__WHAT TO WORK ON__.
Pick out all lines of the entries that include the word "beautiful" and copy them.

* Start RECORDS FOR THIS TASK *

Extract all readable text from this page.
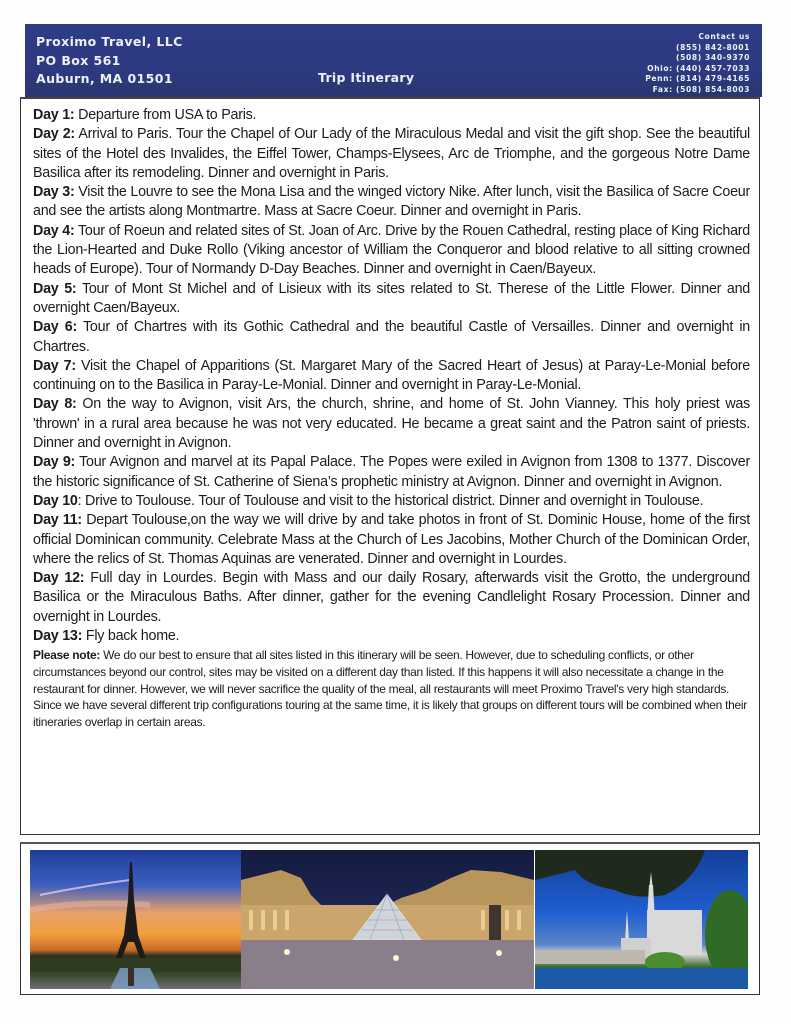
Proximo Travel, LLC
PO Box 561
Auburn, MA 01501	Trip Itinerary
Contact us
(855) 842-8001
(508) 340-9370
Ohio: (440) 457-7033
Penn: (814) 479-4165
Fax: (508) 854-8003

Day 1: Departure from USA to Paris.

Day 2: Arrival to Paris. Tour the Chapel of Our Lady of the Miraculous Medal and visit the gift shop. See the beautiful sites of the Hotel des Invalides, the Eiffel Tower, Champs-Elysees, Arc de Triomphe, and the gorgeous Notre Dame Basilica after its remodeling. Dinner and overnight in Paris.

Day 3: Visit the Louvre to see the Mona Lisa and the winged victory Nike. After lunch, visit the Basilica of Sacre Coeur and see the artists along Montmartre. Mass at Sacre Coeur. Dinner and overnight in Paris.

Day 4: Tour of Roeun and related sites of St. Joan of Arc. Drive by the Rouen Cathedral, resting place of King Richard the Lion-Hearted and Duke Rollo (Viking ancestor of William the Conqueror and blood relative to all sitting crowned heads of Europe). Tour of Normandy D-Day Beaches. Dinner and overnight in Caen/Bayeux.

Day 5: Tour of Mont St Michel and of Lisieux with its sites related to St. Therese of the Little Flower. Dinner and overnight Caen/Bayeux.

Day 6: Tour of Chartres with its Gothic Cathedral and the beautiful Castle of Versailles. Dinner and overnight in Chartres.

Day 7: Visit the Chapel of Apparitions (St. Margaret Mary of the Sacred Heart of Jesus) at Paray-Le-Monial before continuing on to the Basilica in Paray-Le-Monial. Dinner and overnight in Paray-Le-Monial.

Day 8: On the way to Avignon, visit Ars, the church, shrine, and home of St. John Vianney. This holy priest was 'thrown' in a rural area because he was not very educated. He became a great saint and the Patron saint of priests. Dinner and overnight in Avignon.

Day 9: Tour Avignon and marvel at its Papal Palace. The Popes were exiled in Avignon from 1308 to 1377. Discover the historic significance of St. Catherine of Siena’s prophetic ministry at Avignon. Dinner and overnight in Avignon.

Day 10: Drive to Toulouse. Tour of Toulouse and visit to the historical district. Dinner and overnight in Toulouse.

Day 11: Depart Toulouse,on the way we will drive by and take photos in front of St. Dominic House, home of the first official Dominican community. Celebrate Mass at the Church of Les Jacobins, Mother Church of the Dominican Order, where the relics of St. Thomas Aquinas are venerated. Dinner and overnight in Lourdes.

Day 12: Full day in Lourdes. Begin with Mass and our daily Rosary, afterwards visit the Grotto, the underground Basilica or the Miraculous Baths. After dinner, gather for the evening Candlelight Rosary Procession. Dinner and overnight in Lourdes.

Day 13: Fly back home.

Please note: We do our best to ensure that all sites listed in this itinerary will be seen. However, due to scheduling conflicts, or other circumstances beyond our control, sites may be visited on a different day than listed. If this happens it will also necessitate a change in the restaurant for dinner. However, we will never sacrifice the quality of the meal, all restaurants will meet Proximo Travel's very high standards. Since we have several different trip configurations touring at the same time, it is likely that groups on different tours will be combined when their itineraries overlap in certain areas.
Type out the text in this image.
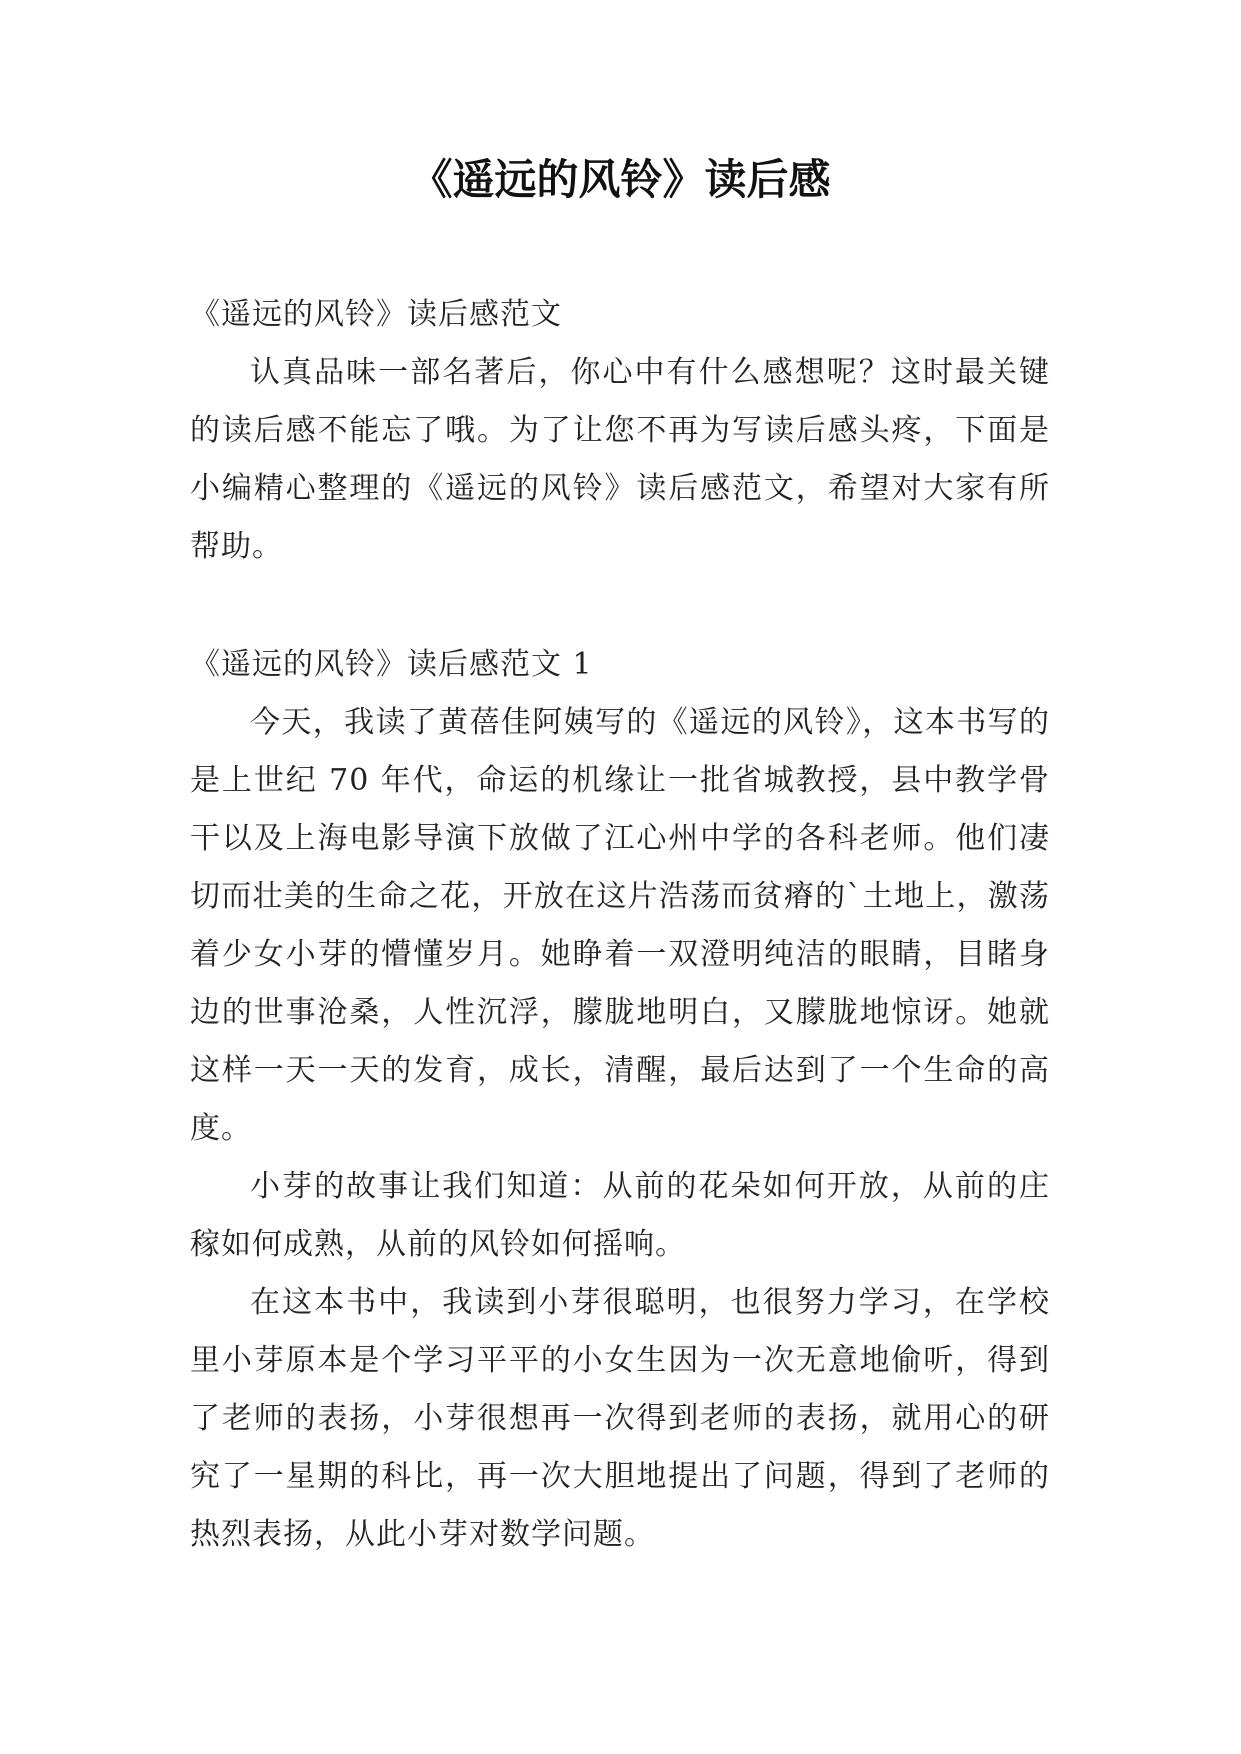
《遥远的风铃》读后感

《遥远的风铃》读后感范文

认真品味一部名著后，你心中有什么感想呢？这时最关键的读后感不能忘了哦。为了让您不再为写读后感头疼，下面是小编精心整理的《遥远的风铃》读后感范文，希望对大家有所帮助。

《遥远的风铃》读后感范文 1

今天，我读了黄蓓佳阿姨写的《遥远的风铃》，这本书写的是上世纪 70 年代，命运的机缘让一批省城教授，县中教学骨干以及上海电影导演下放做了江心州中学的各科老师。他们凄切而壮美的生命之花，开放在这片浩荡而贫瘠的`土地上，激荡着少女小芽的懵懂岁月。她睁着一双澄明纯洁的眼睛，目睹身边的世事沧桑，人性沉浮，朦胧地明白，又朦胧地惊讶。她就这样一天一天的发育，成长，清醒，最后达到了一个生命的高度。

小芽的故事让我们知道：从前的花朵如何开放，从前的庄稼如何成熟，从前的风铃如何摇响。

在这本书中，我读到小芽很聪明，也很努力学习，在学校里小芽原本是个学习平平的小女生因为一次无意地偷听，得到了老师的表扬，小芽很想再一次得到老师的表扬，就用心的研究了一星期的科比，再一次大胆地提出了问题，得到了老师的热烈表扬，从此小芽对数学问题。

* End RECORDS FOR THIS TASK *

__OUTPUT FOR THIS EXERCISE__.
Day 2: Arrival to Paris. Tour the Chapel of Our Lady of the Miraculous Medal and visit the gift shop. See the beautiful sites of the Hotel des Invalides, the Eiffel Tower, Champs-Elysees, Arc de Triomphe, and the gorgeous Notre Dame Basilica after its remodeling. Dinner and overnight in Paris.
Day 6: Tour of Chartres with its Gothic Cathedral and the beautiful Castle of Versailles. Dinner and overnight in Chartres.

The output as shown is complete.